Collected data entries
------------------------------------

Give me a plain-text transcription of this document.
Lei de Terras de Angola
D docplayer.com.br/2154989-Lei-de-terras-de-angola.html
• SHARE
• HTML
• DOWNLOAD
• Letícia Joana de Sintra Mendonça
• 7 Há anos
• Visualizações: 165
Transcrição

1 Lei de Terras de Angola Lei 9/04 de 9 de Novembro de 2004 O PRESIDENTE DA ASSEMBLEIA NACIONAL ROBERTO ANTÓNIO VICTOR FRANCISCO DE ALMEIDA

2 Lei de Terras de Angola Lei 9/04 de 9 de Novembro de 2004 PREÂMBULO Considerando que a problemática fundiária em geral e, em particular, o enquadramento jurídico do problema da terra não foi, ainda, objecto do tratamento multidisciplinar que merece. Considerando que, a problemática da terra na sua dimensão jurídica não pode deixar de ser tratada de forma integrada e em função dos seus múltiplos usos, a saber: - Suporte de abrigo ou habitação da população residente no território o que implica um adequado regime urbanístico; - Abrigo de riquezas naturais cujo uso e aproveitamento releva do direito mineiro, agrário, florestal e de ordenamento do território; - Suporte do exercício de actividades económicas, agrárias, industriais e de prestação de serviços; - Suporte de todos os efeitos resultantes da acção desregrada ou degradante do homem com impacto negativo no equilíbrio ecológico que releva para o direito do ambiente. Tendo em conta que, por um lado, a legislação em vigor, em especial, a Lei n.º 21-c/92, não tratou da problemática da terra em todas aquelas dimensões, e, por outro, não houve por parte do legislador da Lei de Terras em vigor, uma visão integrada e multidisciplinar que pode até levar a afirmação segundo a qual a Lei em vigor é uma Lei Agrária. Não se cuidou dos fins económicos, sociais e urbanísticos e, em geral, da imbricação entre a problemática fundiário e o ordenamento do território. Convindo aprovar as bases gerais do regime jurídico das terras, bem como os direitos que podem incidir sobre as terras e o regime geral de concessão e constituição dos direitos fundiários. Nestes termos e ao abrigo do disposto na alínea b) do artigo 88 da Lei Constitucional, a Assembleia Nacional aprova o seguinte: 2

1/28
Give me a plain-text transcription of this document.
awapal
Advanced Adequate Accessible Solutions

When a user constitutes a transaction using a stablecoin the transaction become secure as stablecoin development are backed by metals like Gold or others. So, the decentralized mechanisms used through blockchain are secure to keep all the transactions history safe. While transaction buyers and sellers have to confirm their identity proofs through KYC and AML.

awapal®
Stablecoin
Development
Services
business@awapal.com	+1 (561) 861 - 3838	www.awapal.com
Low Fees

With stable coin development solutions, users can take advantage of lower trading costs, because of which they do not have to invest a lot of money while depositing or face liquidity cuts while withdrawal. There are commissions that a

------------------------------------

Return the lines of the records that include the string "awapal".

awapal
awapal®
business@awapal.com	+1 (561) 861 - 3838	www.awapal.com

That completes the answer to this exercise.